> [Do this] Find each line with "тегін" and copy it.

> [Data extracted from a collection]
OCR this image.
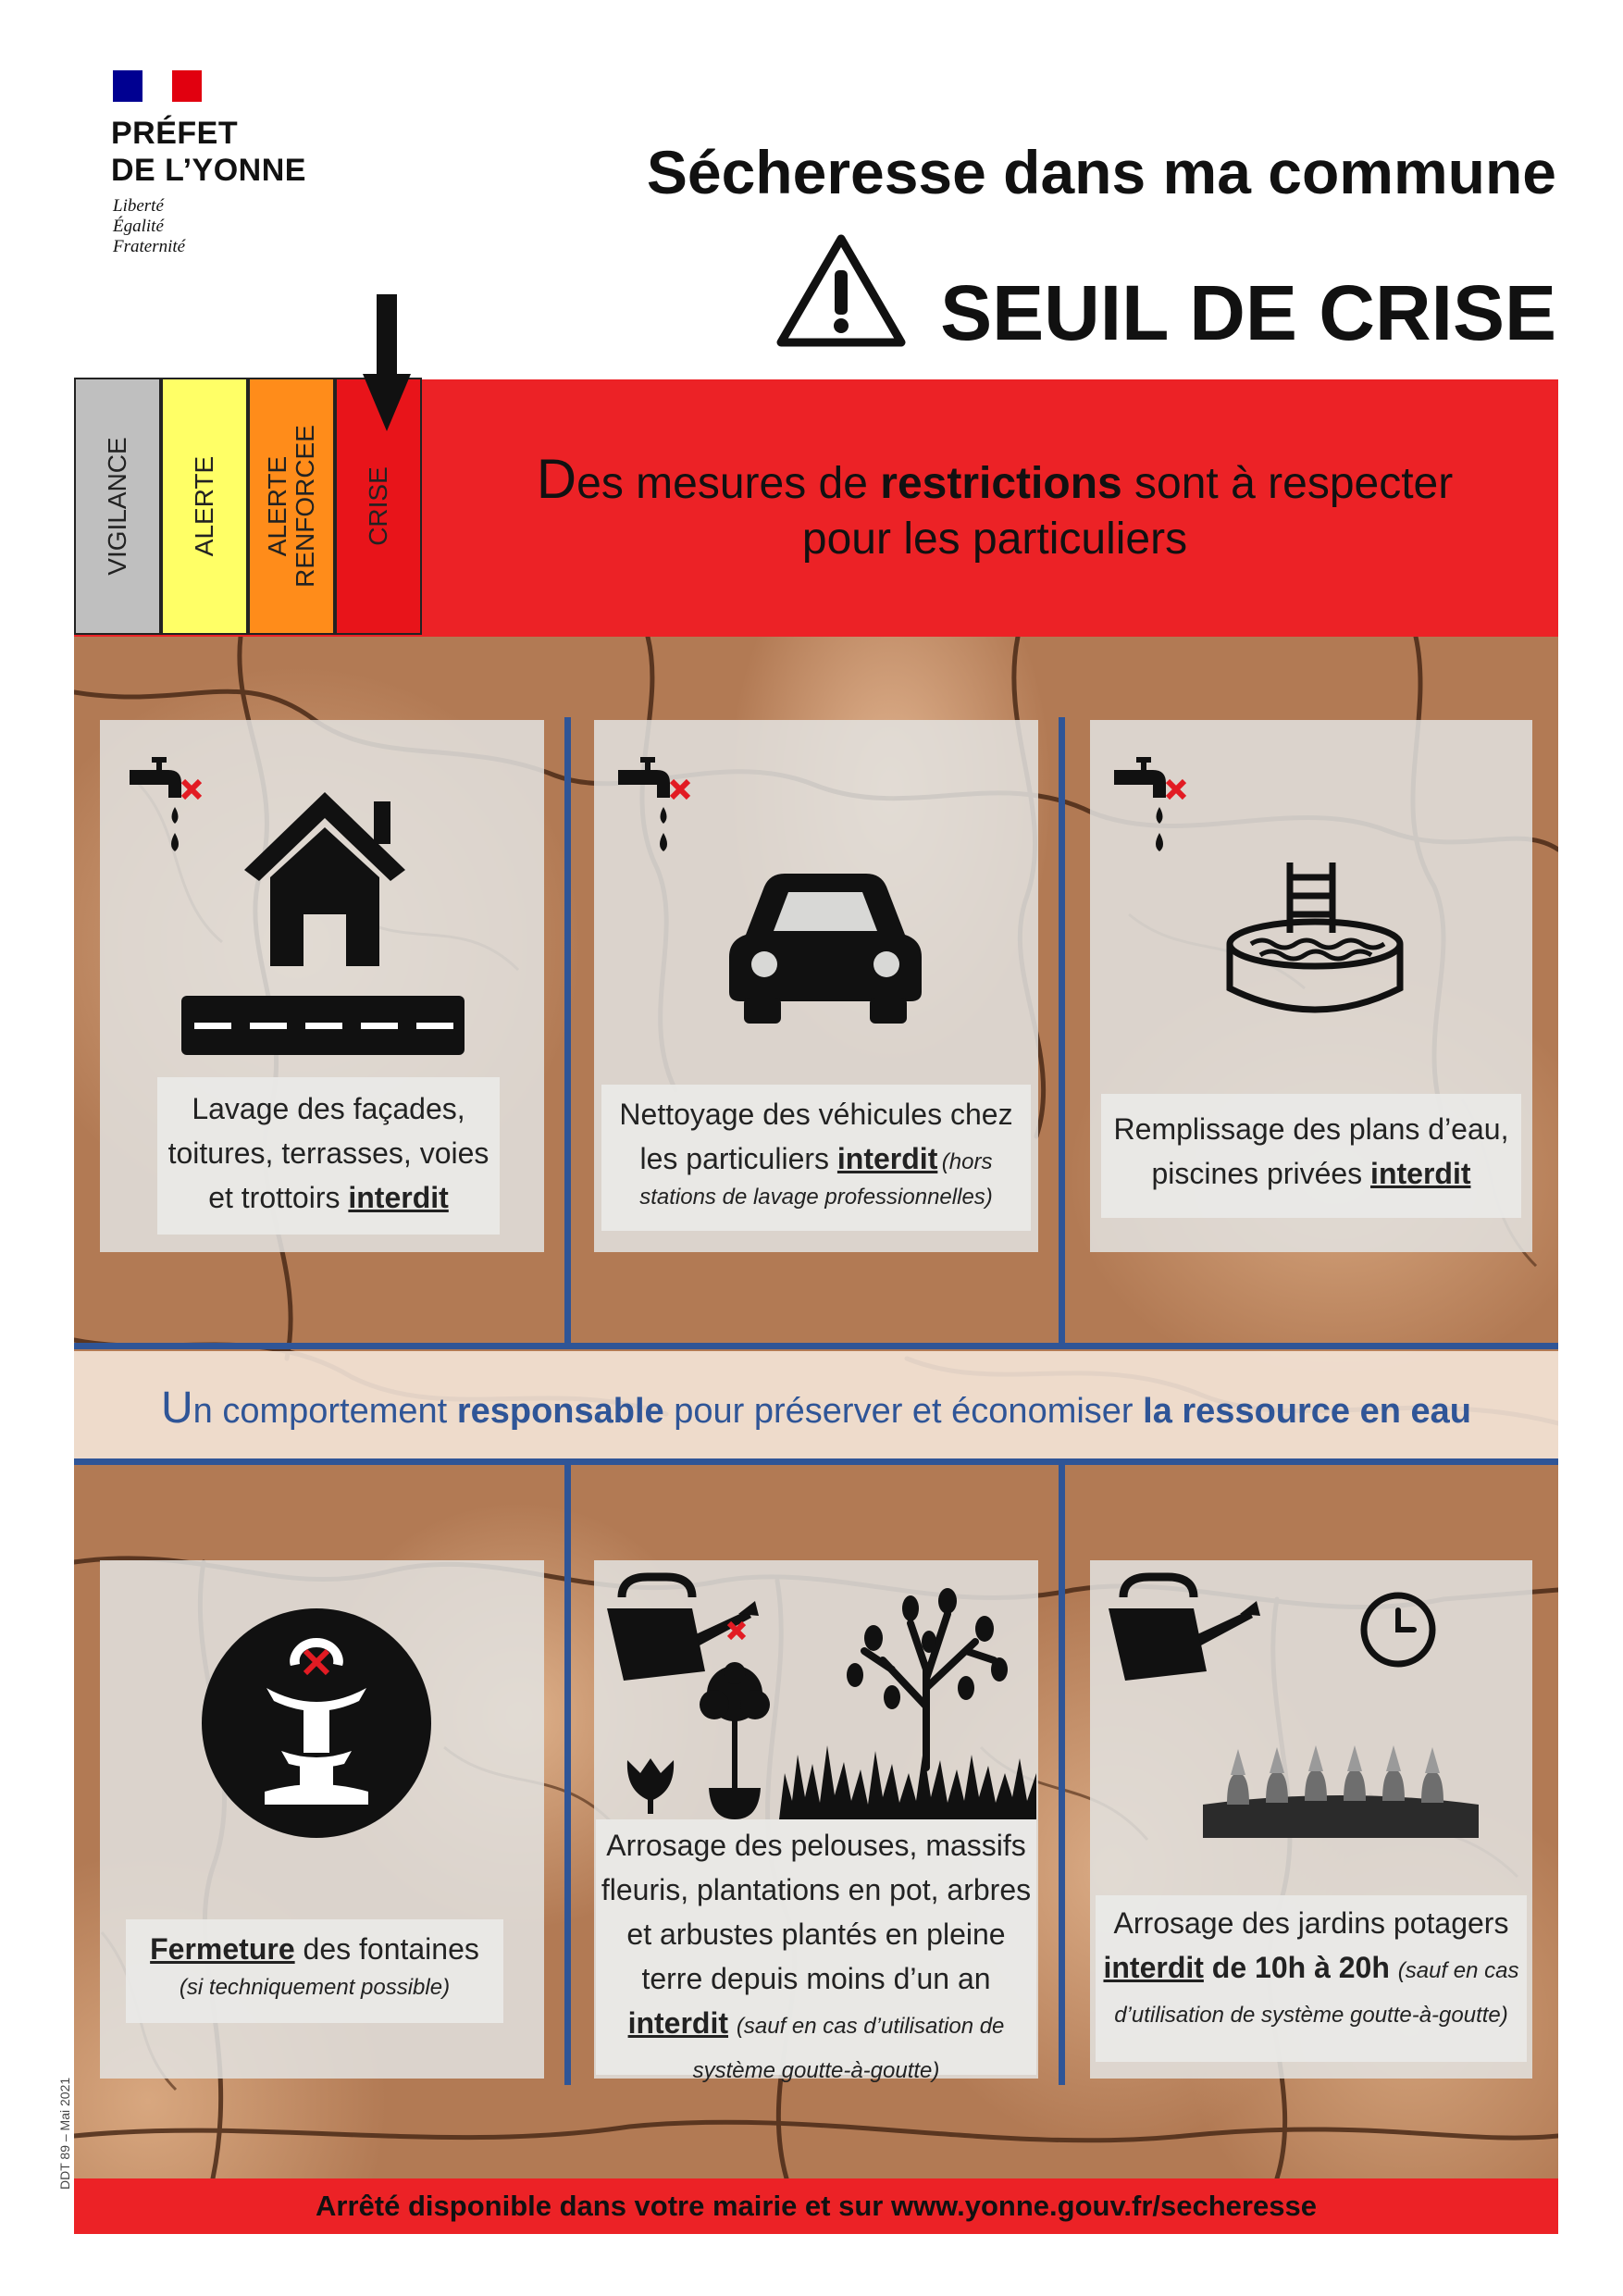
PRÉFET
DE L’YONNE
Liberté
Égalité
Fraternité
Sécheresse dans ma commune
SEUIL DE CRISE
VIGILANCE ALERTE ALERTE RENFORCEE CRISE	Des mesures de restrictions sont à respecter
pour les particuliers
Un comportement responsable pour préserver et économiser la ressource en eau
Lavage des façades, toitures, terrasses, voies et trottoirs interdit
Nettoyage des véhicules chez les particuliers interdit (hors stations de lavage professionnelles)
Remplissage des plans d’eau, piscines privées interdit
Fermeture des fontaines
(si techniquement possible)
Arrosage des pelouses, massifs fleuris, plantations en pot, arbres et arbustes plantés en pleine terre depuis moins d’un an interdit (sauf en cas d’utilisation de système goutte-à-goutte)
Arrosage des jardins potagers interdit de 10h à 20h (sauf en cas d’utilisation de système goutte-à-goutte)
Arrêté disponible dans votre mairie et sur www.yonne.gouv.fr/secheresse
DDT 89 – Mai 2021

* * *

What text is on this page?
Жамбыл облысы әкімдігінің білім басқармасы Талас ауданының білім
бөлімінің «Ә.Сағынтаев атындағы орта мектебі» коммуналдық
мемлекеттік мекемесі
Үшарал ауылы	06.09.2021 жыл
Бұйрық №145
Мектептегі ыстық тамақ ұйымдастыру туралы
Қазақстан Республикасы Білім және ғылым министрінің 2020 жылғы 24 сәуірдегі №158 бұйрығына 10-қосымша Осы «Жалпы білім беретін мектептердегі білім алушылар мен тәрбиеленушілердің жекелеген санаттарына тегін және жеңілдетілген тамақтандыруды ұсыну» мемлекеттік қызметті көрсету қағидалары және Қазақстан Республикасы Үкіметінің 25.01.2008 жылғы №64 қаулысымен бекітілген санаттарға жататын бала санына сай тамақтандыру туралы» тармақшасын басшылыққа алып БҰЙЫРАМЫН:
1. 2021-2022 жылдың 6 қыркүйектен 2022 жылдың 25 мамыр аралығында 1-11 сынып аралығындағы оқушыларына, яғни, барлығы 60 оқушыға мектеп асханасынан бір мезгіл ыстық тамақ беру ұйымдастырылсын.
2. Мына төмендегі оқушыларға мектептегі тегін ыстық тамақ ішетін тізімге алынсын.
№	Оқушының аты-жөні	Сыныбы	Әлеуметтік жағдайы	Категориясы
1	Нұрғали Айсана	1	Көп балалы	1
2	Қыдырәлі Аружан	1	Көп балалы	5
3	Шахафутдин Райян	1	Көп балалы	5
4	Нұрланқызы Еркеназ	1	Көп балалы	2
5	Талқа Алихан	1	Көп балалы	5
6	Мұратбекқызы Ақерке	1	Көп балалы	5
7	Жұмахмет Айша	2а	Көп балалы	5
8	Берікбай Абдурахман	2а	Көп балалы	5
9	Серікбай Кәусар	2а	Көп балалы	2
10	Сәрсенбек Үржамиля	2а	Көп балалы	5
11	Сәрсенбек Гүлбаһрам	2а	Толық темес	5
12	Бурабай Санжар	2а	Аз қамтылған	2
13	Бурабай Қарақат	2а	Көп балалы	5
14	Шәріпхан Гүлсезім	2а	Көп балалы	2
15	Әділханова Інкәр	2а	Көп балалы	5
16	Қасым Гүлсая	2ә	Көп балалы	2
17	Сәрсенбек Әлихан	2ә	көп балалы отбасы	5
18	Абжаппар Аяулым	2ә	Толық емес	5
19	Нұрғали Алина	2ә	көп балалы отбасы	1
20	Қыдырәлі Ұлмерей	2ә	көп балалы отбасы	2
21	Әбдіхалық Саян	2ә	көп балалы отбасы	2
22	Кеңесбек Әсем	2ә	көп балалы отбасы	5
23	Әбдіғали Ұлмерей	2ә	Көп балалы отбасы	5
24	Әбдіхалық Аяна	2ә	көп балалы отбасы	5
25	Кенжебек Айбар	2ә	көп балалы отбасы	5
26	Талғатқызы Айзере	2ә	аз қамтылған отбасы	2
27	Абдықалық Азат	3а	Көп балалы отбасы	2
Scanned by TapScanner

> [Task answer]
Қазақстан Республикасы Білім және ғылым министрінің 2020 жылғы 24 сәуірдегі №158 бұйрығына 10-қосымша Осы «Жалпы білім беретін мектептердегі білім алушылар мен тәрбиеленушілердің жекелеген санаттарына тегін және жеңілдетілген тамақтандыруды ұсыну» мемлекеттік қызметті көрсету қағидалары және Қазақстан Республикасы Үкіметінің 25.01.2008 жылғы №64 қаулысымен бекітілген санаттарға жататын бала санына сай тамақтандыру туралы» тармақшасын басшылыққа алып БҰЙЫРАМЫН:
2. Мына төмендегі оқушыларға мектептегі тегін ыстық тамақ ішетін тізімге алынсын.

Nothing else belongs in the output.